Data supplied
━━━━
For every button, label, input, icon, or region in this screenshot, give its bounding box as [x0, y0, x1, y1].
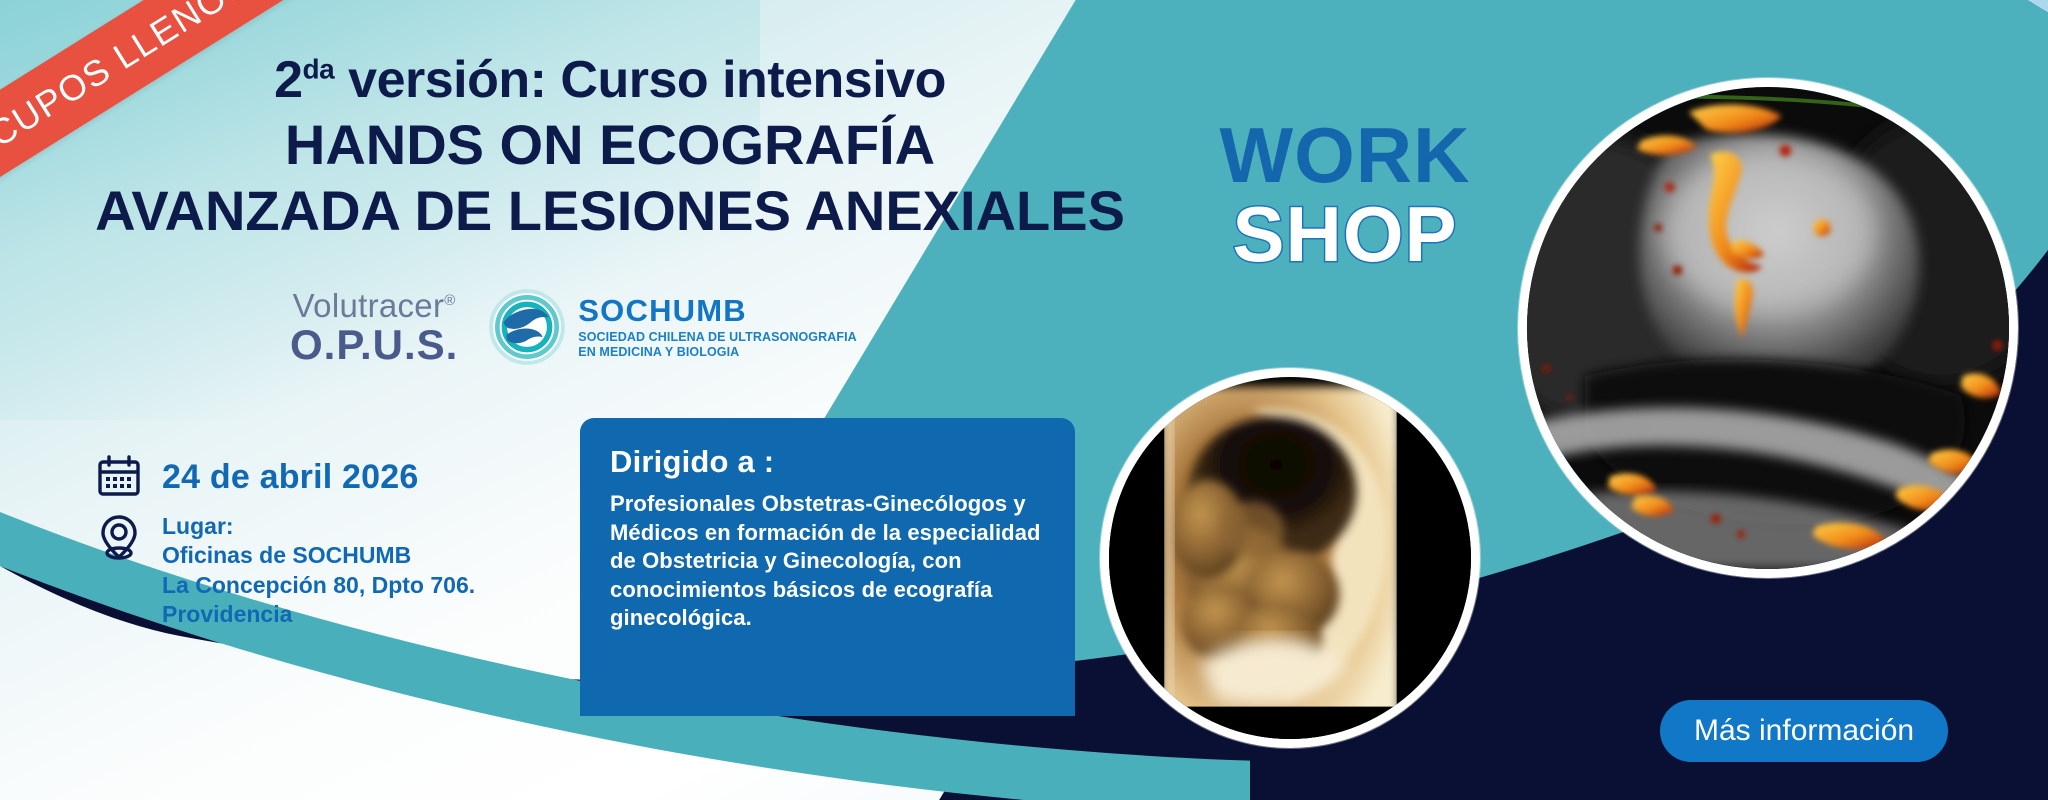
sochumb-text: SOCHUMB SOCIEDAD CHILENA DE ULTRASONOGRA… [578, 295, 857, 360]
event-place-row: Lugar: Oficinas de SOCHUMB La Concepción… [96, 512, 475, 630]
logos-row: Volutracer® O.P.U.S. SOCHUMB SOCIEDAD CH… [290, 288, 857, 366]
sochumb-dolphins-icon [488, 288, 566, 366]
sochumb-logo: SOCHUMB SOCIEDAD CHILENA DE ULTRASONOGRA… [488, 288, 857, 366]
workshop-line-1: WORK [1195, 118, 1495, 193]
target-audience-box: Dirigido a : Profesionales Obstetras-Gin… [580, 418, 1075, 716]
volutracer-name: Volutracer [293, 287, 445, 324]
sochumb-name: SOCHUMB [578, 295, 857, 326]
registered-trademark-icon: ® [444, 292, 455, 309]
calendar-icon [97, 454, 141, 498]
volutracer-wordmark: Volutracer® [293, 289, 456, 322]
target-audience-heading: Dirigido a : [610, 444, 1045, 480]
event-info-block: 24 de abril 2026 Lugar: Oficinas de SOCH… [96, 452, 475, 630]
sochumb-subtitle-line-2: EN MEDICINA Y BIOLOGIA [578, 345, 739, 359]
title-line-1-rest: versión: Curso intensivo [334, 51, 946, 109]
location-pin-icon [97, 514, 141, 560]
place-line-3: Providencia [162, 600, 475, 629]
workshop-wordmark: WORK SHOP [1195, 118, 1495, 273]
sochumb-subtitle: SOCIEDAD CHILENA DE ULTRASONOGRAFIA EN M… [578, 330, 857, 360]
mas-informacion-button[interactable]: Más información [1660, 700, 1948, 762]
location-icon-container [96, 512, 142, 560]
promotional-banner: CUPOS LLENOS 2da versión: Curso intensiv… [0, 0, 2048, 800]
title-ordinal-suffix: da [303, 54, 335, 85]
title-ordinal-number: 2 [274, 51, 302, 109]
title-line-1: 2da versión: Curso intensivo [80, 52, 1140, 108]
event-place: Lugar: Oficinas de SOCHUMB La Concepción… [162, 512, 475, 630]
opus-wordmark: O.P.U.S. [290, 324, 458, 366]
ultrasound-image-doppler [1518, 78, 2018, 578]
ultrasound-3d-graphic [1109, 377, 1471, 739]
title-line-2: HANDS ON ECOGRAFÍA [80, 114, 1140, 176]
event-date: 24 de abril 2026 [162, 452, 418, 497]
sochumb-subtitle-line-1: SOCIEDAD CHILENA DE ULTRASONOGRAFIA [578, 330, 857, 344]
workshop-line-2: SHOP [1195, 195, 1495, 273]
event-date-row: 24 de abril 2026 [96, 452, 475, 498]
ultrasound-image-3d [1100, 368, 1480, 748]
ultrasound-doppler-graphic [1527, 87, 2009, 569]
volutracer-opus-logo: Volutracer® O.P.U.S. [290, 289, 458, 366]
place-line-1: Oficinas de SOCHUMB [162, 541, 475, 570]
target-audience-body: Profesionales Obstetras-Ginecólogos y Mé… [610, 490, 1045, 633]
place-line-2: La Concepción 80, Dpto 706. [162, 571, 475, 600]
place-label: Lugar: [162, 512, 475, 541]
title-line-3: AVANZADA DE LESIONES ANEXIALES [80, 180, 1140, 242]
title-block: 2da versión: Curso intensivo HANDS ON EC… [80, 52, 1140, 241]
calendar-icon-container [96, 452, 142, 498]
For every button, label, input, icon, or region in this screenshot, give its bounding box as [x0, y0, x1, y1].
━━━━
What is being asked
Return every line of the records above word for word, leaving the pictures out of your answer.

Finished task
For every button, label, input, icon, or region in this screenshot, give its bounding box as [x0, y0, x1, y1].
sochumb-text: SOCHUMB SOCIEDAD CHILENA DE ULTRASONOGRA… [578, 295, 857, 360]
event-place-row: Lugar: Oficinas de SOCHUMB La Concepción… [96, 512, 475, 630]
logos-row: Volutracer® O.P.U.S. SOCHUMB SOCIEDAD CH… [290, 288, 857, 366]
sochumb-dolphins-icon [488, 288, 566, 366]
sochumb-logo: SOCHUMB SOCIEDAD CHILENA DE ULTRASONOGRA… [488, 288, 857, 366]
workshop-line-1: WORK [1195, 118, 1495, 193]
target-audience-box: Dirigido a : Profesionales Obstetras-Gin… [580, 418, 1075, 716]
volutracer-name: Volutracer [293, 287, 445, 324]
sochumb-name: SOCHUMB [578, 295, 857, 326]
registered-trademark-icon: ® [444, 292, 455, 309]
calendar-icon [97, 454, 141, 498]
volutracer-wordmark: Volutracer® [293, 289, 456, 322]
target-audience-heading: Dirigido a : [610, 444, 1045, 480]
event-info-block: 24 de abril 2026 Lugar: Oficinas de SOCH… [96, 452, 475, 630]
sochumb-subtitle-line-2: EN MEDICINA Y BIOLOGIA [578, 345, 739, 359]
title-line-1-rest: versión: Curso intensivo [334, 51, 946, 109]
location-pin-icon [97, 514, 141, 560]
place-line-3: Providencia [162, 600, 475, 629]
workshop-wordmark: WORK SHOP [1195, 118, 1495, 273]
sochumb-subtitle: SOCIEDAD CHILENA DE ULTRASONOGRAFIA EN M… [578, 330, 857, 360]
mas-informacion-button[interactable]: Más información [1660, 700, 1948, 762]
location-icon-container [96, 512, 142, 560]
promotional-banner: CUPOS LLENOS 2da versión: Curso intensiv… [0, 0, 2048, 800]
title-ordinal-suffix: da [303, 54, 335, 85]
title-ordinal-number: 2 [274, 51, 302, 109]
title-line-1: 2da versión: Curso intensivo [80, 52, 1140, 108]
event-place: Lugar: Oficinas de SOCHUMB La Concepción… [162, 512, 475, 630]
opus-wordmark: O.P.U.S. [290, 324, 458, 366]
ultrasound-image-doppler [1518, 78, 2018, 578]
ultrasound-3d-graphic [1109, 377, 1471, 739]
title-line-2: HANDS ON ECOGRAFÍA [80, 114, 1140, 176]
event-date: 24 de abril 2026 [162, 452, 418, 497]
sochumb-subtitle-line-1: SOCIEDAD CHILENA DE ULTRASONOGRAFIA [578, 330, 857, 344]
workshop-line-2: SHOP [1195, 195, 1495, 273]
event-date-row: 24 de abril 2026 [96, 452, 475, 498]
ultrasound-image-3d [1100, 368, 1480, 748]
ultrasound-doppler-graphic [1527, 87, 2009, 569]
volutracer-opus-logo: Volutracer® O.P.U.S. [290, 289, 458, 366]
place-line-1: Oficinas de SOCHUMB [162, 541, 475, 570]
target-audience-body: Profesionales Obstetras-Ginecólogos y Mé… [610, 490, 1045, 633]
place-line-2: La Concepción 80, Dpto 706. [162, 571, 475, 600]
place-label: Lugar: [162, 512, 475, 541]
title-line-3: AVANZADA DE LESIONES ANEXIALES [80, 180, 1140, 242]
title-block: 2da versión: Curso intensivo HANDS ON EC… [80, 52, 1140, 241]
calendar-icon-container [96, 452, 142, 498]
For every button, label, input, icon, or region in this screenshot, give its bounding box as [x0, y0, x1, y1].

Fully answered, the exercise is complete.